Tarefas propostas →
1. Transcreva do texto sobre memória e autobiografia o trecho entre "Certa vez li" e "mentindo? Inconscientemente?", inclusive.
2. Retome o texto sobre memória e autobiografia e dê continuidade a ele a partir da última frase.

Trecho do texto →
^^^^

Volto a
escrever seguindo uma cronologia aleatória, não posso me furtar a pensamentos e
lembranças que vem à minha mente. Sei que a memória é uma construção contínua,
amanhã posso não me lembrar dos fatos que estou me lembrando agora, ou me
lembrarei de uma forma diferente, como se os fatos mudassem à medida que os
tempos do relógio se mostrassem diferentes, ou à medida que vamos acrescentando
informações, mesmo que estas novas informações pareçam ser indiferentes ao fato
que queremos narrar, não sei. Sei que cada vez que contamos uma história
contamos diferente.
Certa vez li
uma reportagem sobre uma cidade da Europa, cidade pequena, em um vale cercado
de montanhas, cujas casas tinham telhados de pedras azuis. Telhados de pedra em
cidadezinhas europeias são comuns, telhados de pedras azuis, como ardósias, não
são comuns. Eu me encantei com as fotos, parecia uma cidade conhecida, onde eu
poderia ter passado, então à noite sonhei que estava andando pelas ruas daquela
cidade da foto, encantado com os telhados de pedras azuis. Nada de mais, salvo
que dias, ou meses, mais tarde eu contava uma história, real, acontecida
comigo, e disse a meus interlocutores que a história se passava em uma cidade
de casas com telhados de pedras azuis. Parei assustado no meio da história, mon
dieu, não é verdade. Estarei
mentindo? Inconscientemente?
Por isso digo
que escrever uma autobiografia pode ser uma empreitada perigosa e sei lá se
minhas lembranças são totalmente reais ou se tem fatos acrescentados de sonhos,
de visões, ou de invenções. Insisto, então, que minha autobiografia é
desautorizada. Amanhã posso entrar em juízo contra o autor, perdas e danos por
contar mentiras a meu respeito. O
que sei é que exponho aqui minhas vulnerabilidades, essa é a razão principal de
minha narrativa, o objetivo central de meus relatos. Na verdade, quero me
purgar, me curar de minhas mazelas. Penso que expondo-as, contando-as para os
amigo(a)s leitores, ele(a)s possam me ajudar a compreender minhas dores e como
elas ainda me abalam. E, quem sabe, me livrar delas.

^^^^

Listagens de elementos anotados →
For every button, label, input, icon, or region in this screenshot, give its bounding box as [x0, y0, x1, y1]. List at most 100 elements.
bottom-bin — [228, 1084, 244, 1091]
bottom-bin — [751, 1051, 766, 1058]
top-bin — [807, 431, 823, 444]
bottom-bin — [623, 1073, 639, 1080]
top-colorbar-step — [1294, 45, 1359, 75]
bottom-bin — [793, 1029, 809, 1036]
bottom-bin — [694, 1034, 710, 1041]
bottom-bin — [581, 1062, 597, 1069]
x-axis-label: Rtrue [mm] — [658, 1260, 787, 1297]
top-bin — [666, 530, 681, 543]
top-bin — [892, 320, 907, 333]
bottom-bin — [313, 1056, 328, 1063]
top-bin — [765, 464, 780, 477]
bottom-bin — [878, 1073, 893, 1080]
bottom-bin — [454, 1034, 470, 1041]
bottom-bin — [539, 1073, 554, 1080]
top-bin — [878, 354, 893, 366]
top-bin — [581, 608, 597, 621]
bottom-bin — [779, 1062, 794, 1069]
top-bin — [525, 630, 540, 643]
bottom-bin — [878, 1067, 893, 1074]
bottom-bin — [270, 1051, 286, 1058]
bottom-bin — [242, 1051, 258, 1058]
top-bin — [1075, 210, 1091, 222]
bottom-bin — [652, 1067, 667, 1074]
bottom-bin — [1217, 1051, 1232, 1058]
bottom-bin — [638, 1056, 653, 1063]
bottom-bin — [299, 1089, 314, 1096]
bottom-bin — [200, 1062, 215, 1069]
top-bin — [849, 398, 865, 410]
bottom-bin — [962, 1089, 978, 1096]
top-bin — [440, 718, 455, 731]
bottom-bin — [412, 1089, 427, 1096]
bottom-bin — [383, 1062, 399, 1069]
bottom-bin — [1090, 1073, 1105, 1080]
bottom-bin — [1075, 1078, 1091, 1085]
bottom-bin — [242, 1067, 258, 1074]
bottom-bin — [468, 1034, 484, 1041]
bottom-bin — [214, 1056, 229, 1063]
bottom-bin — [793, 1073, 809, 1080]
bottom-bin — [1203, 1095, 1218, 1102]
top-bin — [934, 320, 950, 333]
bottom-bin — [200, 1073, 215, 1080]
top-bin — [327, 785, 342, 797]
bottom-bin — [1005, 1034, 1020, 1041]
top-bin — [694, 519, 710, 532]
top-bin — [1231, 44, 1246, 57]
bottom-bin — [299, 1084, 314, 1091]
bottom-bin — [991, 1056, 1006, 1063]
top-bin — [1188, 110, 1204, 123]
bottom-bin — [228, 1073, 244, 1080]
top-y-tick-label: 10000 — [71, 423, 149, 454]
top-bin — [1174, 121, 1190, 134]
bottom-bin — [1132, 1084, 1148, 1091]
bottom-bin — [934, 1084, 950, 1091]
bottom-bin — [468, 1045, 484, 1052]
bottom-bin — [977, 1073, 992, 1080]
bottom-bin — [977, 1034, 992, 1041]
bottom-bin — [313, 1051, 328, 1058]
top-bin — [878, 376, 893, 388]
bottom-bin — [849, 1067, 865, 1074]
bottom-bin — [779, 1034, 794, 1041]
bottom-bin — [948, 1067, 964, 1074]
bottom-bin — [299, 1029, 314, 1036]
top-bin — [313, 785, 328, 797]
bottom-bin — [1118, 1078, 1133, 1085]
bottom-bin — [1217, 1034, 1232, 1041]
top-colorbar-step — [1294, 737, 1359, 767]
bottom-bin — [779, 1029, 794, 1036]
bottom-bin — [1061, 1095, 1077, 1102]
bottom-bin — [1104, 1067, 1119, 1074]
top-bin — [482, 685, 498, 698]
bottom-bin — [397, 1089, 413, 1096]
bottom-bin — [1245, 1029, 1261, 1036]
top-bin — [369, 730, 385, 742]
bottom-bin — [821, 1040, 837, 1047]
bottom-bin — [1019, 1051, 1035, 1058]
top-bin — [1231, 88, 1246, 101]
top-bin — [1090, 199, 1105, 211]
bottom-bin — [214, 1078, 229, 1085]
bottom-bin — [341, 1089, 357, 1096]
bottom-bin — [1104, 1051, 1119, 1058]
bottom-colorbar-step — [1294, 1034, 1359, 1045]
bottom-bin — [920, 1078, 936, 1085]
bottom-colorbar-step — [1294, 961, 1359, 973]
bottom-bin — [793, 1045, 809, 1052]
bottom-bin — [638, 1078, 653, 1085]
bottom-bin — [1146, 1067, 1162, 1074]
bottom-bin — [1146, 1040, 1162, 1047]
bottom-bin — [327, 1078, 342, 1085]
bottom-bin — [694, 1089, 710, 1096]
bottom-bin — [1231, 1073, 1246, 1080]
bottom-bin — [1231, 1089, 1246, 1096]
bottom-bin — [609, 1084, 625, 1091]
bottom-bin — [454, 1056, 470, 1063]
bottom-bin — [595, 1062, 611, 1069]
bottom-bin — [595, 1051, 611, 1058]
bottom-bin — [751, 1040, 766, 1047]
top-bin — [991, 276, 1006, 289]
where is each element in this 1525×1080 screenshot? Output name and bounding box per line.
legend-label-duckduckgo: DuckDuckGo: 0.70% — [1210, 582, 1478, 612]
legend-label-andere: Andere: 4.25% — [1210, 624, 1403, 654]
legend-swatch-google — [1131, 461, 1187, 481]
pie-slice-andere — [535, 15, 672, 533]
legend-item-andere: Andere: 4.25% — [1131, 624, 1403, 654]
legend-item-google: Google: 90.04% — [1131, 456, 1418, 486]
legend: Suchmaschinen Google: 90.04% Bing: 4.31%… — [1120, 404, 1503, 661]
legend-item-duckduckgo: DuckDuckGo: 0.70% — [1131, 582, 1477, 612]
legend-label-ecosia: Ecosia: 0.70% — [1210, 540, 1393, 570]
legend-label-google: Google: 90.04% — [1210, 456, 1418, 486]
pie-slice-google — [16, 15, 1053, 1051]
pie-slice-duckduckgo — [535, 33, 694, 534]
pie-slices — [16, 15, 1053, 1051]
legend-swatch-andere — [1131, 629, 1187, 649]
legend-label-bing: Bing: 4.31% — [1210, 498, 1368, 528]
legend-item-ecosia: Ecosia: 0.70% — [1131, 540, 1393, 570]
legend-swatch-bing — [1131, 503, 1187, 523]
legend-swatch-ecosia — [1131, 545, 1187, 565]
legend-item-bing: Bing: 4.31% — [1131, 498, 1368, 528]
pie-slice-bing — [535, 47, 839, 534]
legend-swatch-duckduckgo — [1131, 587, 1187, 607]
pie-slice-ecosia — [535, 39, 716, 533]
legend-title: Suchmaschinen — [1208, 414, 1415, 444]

^^^^

Resultados por tarefa →
1.
Certa vez li
uma reportagem sobre uma cidade da Europa, cidade pequena, em um vale cercado
de montanhas, cujas casas tinham telhados de pedras azuis. Telhados de pedra em
cidadezinhas europeias são comuns, telhados de pedras azuis, como ardósias, não
são comuns. Eu me encantei com as fotos, parecia uma cidade conhecida, onde eu
poderia ter passado, então à noite sonhei que estava andando pelas ruas daquela
cidade da foto, encantado com os telhados de pedras azuis. Nada de mais, salvo
que dias, ou meses, mais tarde eu contava uma história, real, acontecida
comigo, e disse a meus interlocutores que a história se passava em uma cidade
de casas com telhados de pedras azuis. Parei assustado no meio da história, mon
dieu, não é verdade. Estarei
mentindo? Inconscientemente?

2.
A minha
história de hoje é verídica, por enquanto. Eu tinha uns quarenta anos quando
conheci uma mulher interessante. Inteligente, madura, cheia de histórias de
vida, um olhar ativo e altivo, carinhosa. De oitenta anos. Não dei muita bola,
porque duas pessoas me apresentaram a ela: uma de quem eu gosto muito (até
hoje) e outra de quem eu não gostava muito na época. Então fiquei dividido:
gosto ou não gosto dela? O tempo optou pelo “gosto dela”. E nos tornamos
amigos. Ela tinha filhos insanos, estranhamente arrogantes, como se sentissem
as melhores pessoas do mundo e tivessem sido traídos pelo andar da carruagem,
pelos acontecimentos políticos. A família tinha sido altamente beneficiada
pelos tempos de ditadura, que findaram um dia, e as benesses às quais eles
estavam acostumados sumiram, mas eles não tiraram o pelotão do quartel,
esperando que, um
dia, que não veio, as coisas voltassem aos eixos, eixos deles. Um ser dessa
família se indignava sempre que seus filhos não conseguiram vagas em boas
universidades, nem bons empregos, etc.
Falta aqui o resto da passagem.